■ **STATED EXERCISE**
Locate and copy each line in the data that contains the word "Norma".

■ **SUPPLIED RECORDS**
##############################

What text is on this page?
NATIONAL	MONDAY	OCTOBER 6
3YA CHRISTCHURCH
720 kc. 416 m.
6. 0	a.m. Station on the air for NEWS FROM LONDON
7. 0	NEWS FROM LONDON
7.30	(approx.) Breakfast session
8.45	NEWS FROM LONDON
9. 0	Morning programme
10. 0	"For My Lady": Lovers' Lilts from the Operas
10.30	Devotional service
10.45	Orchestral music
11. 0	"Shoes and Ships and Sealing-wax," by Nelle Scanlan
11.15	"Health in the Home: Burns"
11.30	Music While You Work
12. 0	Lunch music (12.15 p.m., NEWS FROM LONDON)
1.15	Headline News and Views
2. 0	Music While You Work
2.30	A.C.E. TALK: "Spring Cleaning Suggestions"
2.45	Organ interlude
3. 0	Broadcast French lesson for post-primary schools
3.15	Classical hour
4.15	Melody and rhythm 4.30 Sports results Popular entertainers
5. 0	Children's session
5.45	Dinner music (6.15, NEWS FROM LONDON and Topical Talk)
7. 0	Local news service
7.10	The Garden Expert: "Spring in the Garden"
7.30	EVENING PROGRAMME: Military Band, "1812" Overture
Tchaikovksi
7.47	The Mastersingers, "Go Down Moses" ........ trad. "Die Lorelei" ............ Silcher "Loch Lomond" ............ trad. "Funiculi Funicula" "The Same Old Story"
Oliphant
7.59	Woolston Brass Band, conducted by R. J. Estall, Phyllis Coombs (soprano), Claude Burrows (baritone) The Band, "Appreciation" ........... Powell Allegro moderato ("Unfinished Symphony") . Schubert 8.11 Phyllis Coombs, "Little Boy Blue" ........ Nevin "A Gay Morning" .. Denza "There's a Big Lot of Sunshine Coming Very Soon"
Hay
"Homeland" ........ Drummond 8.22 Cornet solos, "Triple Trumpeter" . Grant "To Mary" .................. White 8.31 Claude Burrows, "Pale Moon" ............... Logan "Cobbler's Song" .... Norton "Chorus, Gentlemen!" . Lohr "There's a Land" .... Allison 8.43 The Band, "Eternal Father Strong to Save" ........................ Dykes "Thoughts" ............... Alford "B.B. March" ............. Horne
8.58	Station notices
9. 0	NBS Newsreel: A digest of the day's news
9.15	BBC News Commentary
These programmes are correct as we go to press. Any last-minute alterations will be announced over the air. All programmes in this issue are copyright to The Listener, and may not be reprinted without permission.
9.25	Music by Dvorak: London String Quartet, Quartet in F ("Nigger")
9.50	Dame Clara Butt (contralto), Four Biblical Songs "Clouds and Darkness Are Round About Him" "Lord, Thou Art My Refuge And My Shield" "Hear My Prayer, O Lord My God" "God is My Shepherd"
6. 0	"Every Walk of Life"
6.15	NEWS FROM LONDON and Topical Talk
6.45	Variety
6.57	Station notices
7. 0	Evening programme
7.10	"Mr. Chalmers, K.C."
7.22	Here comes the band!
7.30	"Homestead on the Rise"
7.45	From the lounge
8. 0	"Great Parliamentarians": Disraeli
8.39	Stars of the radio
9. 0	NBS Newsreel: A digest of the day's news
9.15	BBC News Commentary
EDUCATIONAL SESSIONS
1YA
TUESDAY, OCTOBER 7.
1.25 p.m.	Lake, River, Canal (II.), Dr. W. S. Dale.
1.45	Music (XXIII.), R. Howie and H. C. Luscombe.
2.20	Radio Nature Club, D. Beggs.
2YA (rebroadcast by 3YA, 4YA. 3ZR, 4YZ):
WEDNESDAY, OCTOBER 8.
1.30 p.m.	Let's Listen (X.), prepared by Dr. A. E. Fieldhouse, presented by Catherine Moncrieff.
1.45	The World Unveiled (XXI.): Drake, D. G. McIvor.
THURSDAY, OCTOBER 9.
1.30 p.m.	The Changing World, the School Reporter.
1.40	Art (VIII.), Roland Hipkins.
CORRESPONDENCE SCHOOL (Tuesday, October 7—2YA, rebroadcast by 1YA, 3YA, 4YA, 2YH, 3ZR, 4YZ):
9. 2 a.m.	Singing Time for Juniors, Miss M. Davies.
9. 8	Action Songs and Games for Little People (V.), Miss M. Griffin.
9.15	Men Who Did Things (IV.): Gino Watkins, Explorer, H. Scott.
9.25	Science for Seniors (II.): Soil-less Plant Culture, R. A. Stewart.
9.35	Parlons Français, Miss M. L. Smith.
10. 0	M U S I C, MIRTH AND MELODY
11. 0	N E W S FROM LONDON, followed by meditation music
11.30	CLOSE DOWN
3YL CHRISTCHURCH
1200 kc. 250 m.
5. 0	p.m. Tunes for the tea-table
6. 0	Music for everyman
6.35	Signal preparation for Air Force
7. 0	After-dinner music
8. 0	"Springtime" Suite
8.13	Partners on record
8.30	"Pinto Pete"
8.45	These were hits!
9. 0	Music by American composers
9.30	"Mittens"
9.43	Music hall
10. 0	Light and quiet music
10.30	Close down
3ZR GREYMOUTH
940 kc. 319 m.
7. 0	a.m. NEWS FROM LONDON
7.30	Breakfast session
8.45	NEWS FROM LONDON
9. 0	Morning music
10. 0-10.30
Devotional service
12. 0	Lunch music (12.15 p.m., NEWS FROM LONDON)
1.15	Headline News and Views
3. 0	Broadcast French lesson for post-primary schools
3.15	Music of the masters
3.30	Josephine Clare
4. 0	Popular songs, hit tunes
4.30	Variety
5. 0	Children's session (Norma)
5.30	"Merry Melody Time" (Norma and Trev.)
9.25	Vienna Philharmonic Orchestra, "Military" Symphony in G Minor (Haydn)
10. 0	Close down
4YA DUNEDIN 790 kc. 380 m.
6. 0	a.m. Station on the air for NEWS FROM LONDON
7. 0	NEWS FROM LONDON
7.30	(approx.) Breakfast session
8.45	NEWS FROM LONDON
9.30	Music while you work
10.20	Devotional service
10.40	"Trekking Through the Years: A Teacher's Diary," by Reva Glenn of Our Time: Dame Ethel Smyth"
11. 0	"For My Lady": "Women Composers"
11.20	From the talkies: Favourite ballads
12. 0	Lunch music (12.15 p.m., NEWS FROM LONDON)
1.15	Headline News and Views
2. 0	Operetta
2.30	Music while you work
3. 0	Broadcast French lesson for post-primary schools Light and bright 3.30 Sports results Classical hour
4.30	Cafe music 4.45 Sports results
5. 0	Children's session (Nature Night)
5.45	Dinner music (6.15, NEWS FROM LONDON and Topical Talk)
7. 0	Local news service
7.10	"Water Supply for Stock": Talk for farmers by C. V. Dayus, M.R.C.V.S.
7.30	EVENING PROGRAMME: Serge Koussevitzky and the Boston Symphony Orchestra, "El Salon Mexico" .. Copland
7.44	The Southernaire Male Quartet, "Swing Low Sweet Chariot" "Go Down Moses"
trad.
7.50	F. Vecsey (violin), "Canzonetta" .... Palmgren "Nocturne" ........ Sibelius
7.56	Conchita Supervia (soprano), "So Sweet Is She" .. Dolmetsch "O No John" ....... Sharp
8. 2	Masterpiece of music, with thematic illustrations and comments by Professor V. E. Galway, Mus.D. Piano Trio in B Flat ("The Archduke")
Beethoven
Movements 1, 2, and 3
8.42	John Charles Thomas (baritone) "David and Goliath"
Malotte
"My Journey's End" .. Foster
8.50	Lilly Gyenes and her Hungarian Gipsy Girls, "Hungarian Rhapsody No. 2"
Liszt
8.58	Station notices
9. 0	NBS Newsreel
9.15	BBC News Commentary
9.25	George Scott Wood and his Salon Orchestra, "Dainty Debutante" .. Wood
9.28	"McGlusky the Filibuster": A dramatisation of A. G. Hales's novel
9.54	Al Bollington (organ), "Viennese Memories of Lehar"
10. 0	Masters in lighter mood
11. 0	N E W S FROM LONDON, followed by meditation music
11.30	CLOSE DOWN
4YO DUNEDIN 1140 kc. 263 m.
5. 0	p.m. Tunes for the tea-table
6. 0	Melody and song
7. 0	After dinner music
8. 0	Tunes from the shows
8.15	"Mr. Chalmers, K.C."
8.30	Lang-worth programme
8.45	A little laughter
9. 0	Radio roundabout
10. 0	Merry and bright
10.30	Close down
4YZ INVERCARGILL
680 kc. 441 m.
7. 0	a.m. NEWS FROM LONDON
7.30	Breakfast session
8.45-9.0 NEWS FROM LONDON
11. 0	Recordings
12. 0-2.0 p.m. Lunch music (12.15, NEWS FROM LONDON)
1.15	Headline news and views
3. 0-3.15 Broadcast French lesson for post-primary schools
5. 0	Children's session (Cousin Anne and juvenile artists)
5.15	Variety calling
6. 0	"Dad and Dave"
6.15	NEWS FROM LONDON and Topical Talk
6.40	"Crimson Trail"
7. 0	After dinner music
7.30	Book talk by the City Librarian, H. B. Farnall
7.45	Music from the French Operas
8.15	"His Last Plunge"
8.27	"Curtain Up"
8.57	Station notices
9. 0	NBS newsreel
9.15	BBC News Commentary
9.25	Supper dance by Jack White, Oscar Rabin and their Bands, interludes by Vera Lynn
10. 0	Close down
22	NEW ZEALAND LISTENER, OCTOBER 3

##############################

■ **RESPONSE TO THE EXERCISE**
5. 0	Children's session (Norma)
5.30	"Merry Melody Time" (Norma and Trev.)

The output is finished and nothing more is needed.